Supplied information:
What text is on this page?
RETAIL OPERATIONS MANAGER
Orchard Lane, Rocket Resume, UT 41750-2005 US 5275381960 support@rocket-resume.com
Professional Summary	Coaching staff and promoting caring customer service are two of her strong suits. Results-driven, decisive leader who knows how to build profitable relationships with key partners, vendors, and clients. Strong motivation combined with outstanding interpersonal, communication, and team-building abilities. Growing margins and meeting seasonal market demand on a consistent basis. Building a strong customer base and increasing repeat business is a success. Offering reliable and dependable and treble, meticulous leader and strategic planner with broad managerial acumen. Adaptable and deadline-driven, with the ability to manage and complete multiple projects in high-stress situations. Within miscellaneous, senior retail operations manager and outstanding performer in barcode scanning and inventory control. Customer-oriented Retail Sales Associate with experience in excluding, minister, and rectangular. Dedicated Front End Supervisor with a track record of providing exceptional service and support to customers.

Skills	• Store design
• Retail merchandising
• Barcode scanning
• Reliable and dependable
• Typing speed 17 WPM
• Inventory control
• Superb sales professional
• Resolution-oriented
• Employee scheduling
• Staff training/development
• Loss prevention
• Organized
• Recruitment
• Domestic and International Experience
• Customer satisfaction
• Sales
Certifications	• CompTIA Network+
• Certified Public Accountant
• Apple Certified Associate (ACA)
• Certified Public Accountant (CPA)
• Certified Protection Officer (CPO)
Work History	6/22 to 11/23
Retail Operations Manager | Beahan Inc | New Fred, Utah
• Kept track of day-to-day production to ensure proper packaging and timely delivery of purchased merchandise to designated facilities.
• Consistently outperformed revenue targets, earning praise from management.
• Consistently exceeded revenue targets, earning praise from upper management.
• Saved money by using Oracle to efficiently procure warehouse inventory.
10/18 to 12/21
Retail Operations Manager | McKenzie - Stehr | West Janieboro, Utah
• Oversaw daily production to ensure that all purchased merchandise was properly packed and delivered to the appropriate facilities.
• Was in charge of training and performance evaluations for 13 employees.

What is expected: Find all the lines containing "Public" in the material, then copy them.

Exercise response:
• Certified Public Accountant
• Certified Public Accountant (CPA)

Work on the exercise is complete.